_What is required_: Identify each line in the records below that contains the word "screenshot", and copy it.

_Material provided_:
● ● ●

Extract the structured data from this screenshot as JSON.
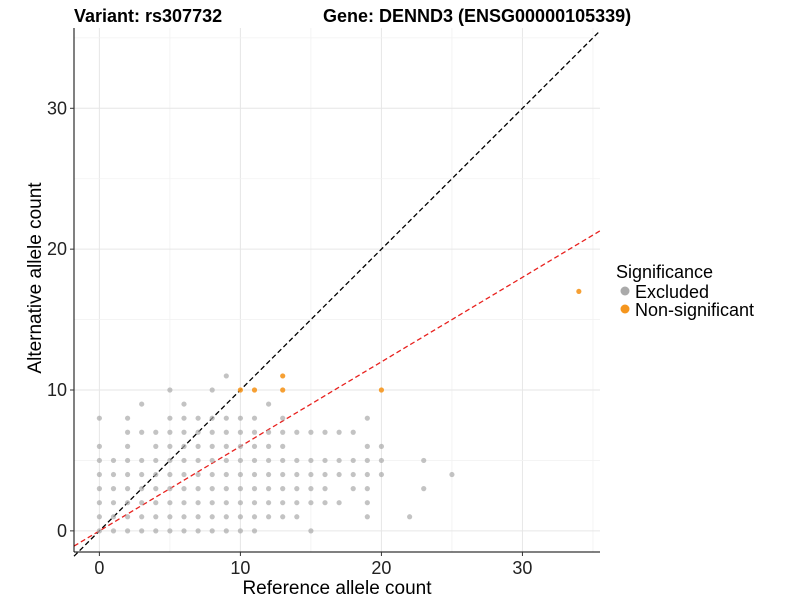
{
  "chart_data": {
    "type": "scatter",
    "title_left": "Variant: rs307732",
    "title_right": "Gene: DENND3 (ENSG00000105339)",
    "xlabel": "Reference allele count",
    "ylabel": "Alternative allele count",
    "xlim": [
      -1.8,
      35.5
    ],
    "ylim": [
      -1.5,
      35.7
    ],
    "x_ticks": [
      0,
      10,
      20,
      30
    ],
    "y_ticks": [
      0,
      10,
      20,
      30
    ],
    "grid": true,
    "legend": {
      "title": "Significance",
      "position": "right",
      "entries": [
        {
          "label": "Excluded",
          "color": "#aaaaaa"
        },
        {
          "label": "Non-significant",
          "color": "#f5961e"
        }
      ]
    },
    "reference_lines": [
      {
        "name": "identity",
        "slope": 1,
        "intercept": 0,
        "color": "#000000",
        "style": "dashed"
      },
      {
        "name": "fit",
        "slope": 0.6,
        "intercept": 0,
        "color": "#e8211e",
        "style": "dashed"
      }
    ],
    "series": [
      {
        "name": "Excluded",
        "color": "#aaaaaa",
        "points": [
          [
            0,
            0
          ],
          [
            0,
            1
          ],
          [
            0,
            2
          ],
          [
            0,
            3
          ],
          [
            0,
            4
          ],
          [
            0,
            5
          ],
          [
            0,
            6
          ],
          [
            0,
            8
          ],
          [
            1,
            0
          ],
          [
            1,
            1
          ],
          [
            1,
            2
          ],
          [
            1,
            3
          ],
          [
            1,
            4
          ],
          [
            1,
            5
          ],
          [
            2,
            0
          ],
          [
            2,
            1
          ],
          [
            2,
            2
          ],
          [
            2,
            3
          ],
          [
            2,
            4
          ],
          [
            2,
            5
          ],
          [
            2,
            6
          ],
          [
            2,
            7
          ],
          [
            2,
            8
          ],
          [
            3,
            0
          ],
          [
            3,
            1
          ],
          [
            3,
            2
          ],
          [
            3,
            3
          ],
          [
            3,
            4
          ],
          [
            3,
            5
          ],
          [
            3,
            7
          ],
          [
            3,
            9
          ],
          [
            4,
            0
          ],
          [
            4,
            1
          ],
          [
            4,
            2
          ],
          [
            4,
            3
          ],
          [
            4,
            4
          ],
          [
            4,
            5
          ],
          [
            4,
            6
          ],
          [
            4,
            7
          ],
          [
            5,
            0
          ],
          [
            5,
            1
          ],
          [
            5,
            2
          ],
          [
            5,
            3
          ],
          [
            5,
            4
          ],
          [
            5,
            5
          ],
          [
            5,
            6
          ],
          [
            5,
            7
          ],
          [
            5,
            8
          ],
          [
            5,
            10
          ],
          [
            6,
            0
          ],
          [
            6,
            1
          ],
          [
            6,
            2
          ],
          [
            6,
            3
          ],
          [
            6,
            4
          ],
          [
            6,
            5
          ],
          [
            6,
            6
          ],
          [
            6,
            7
          ],
          [
            6,
            8
          ],
          [
            6,
            9
          ],
          [
            7,
            0
          ],
          [
            7,
            1
          ],
          [
            7,
            2
          ],
          [
            7,
            3
          ],
          [
            7,
            4
          ],
          [
            7,
            5
          ],
          [
            7,
            6
          ],
          [
            7,
            7
          ],
          [
            7,
            8
          ],
          [
            8,
            0
          ],
          [
            8,
            1
          ],
          [
            8,
            2
          ],
          [
            8,
            3
          ],
          [
            8,
            4
          ],
          [
            8,
            5
          ],
          [
            8,
            6
          ],
          [
            8,
            7
          ],
          [
            8,
            8
          ],
          [
            8,
            10
          ],
          [
            9,
            0
          ],
          [
            9,
            1
          ],
          [
            9,
            2
          ],
          [
            9,
            3
          ],
          [
            9,
            4
          ],
          [
            9,
            5
          ],
          [
            9,
            6
          ],
          [
            9,
            7
          ],
          [
            9,
            8
          ],
          [
            9,
            11
          ],
          [
            10,
            0
          ],
          [
            10,
            1
          ],
          [
            10,
            2
          ],
          [
            10,
            3
          ],
          [
            10,
            4
          ],
          [
            10,
            5
          ],
          [
            10,
            6
          ],
          [
            10,
            7
          ],
          [
            10,
            8
          ],
          [
            11,
            0
          ],
          [
            11,
            1
          ],
          [
            11,
            2
          ],
          [
            11,
            3
          ],
          [
            11,
            4
          ],
          [
            11,
            5
          ],
          [
            11,
            6
          ],
          [
            11,
            7
          ],
          [
            11,
            8
          ],
          [
            12,
            1
          ],
          [
            12,
            2
          ],
          [
            12,
            3
          ],
          [
            12,
            4
          ],
          [
            12,
            5
          ],
          [
            12,
            6
          ],
          [
            12,
            7
          ],
          [
            12,
            9
          ],
          [
            13,
            1
          ],
          [
            13,
            2
          ],
          [
            13,
            3
          ],
          [
            13,
            4
          ],
          [
            13,
            5
          ],
          [
            13,
            6
          ],
          [
            13,
            7
          ],
          [
            13,
            8
          ],
          [
            14,
            1
          ],
          [
            14,
            2
          ],
          [
            14,
            3
          ],
          [
            14,
            4
          ],
          [
            14,
            5
          ],
          [
            14,
            7
          ],
          [
            15,
            0
          ],
          [
            15,
            2
          ],
          [
            15,
            3
          ],
          [
            15,
            4
          ],
          [
            15,
            5
          ],
          [
            15,
            7
          ],
          [
            16,
            2
          ],
          [
            16,
            3
          ],
          [
            16,
            4
          ],
          [
            16,
            5
          ],
          [
            16,
            7
          ],
          [
            17,
            2
          ],
          [
            17,
            4
          ],
          [
            17,
            5
          ],
          [
            17,
            7
          ],
          [
            18,
            3
          ],
          [
            18,
            4
          ],
          [
            18,
            5
          ],
          [
            18,
            7
          ],
          [
            19,
            2
          ],
          [
            19,
            3
          ],
          [
            19,
            4
          ],
          [
            19,
            5
          ],
          [
            19,
            6
          ],
          [
            19,
            8
          ],
          [
            20,
            4
          ],
          [
            20,
            5
          ],
          [
            20,
            6
          ],
          [
            22,
            1
          ],
          [
            23,
            3
          ],
          [
            23,
            5
          ],
          [
            25,
            4
          ],
          [
            19,
            1
          ]
        ]
      },
      {
        "name": "Non-significant",
        "color": "#f5961e",
        "points": [
          [
            10,
            10
          ],
          [
            11,
            10
          ],
          [
            13,
            10
          ],
          [
            13,
            11
          ],
          [
            20,
            10
          ],
          [
            34,
            17
          ]
        ]
      }
    ]
  }
}
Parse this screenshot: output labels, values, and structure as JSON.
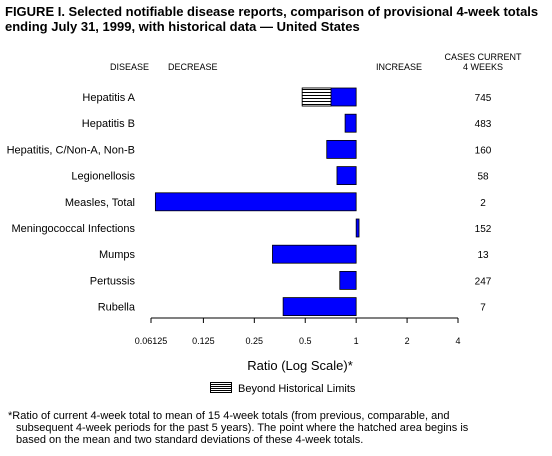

● ● ●

_Task output_:
Extract the structured data from this screenshot as JSON.
Parse this screenshot: output labels, values, and structure as JSON.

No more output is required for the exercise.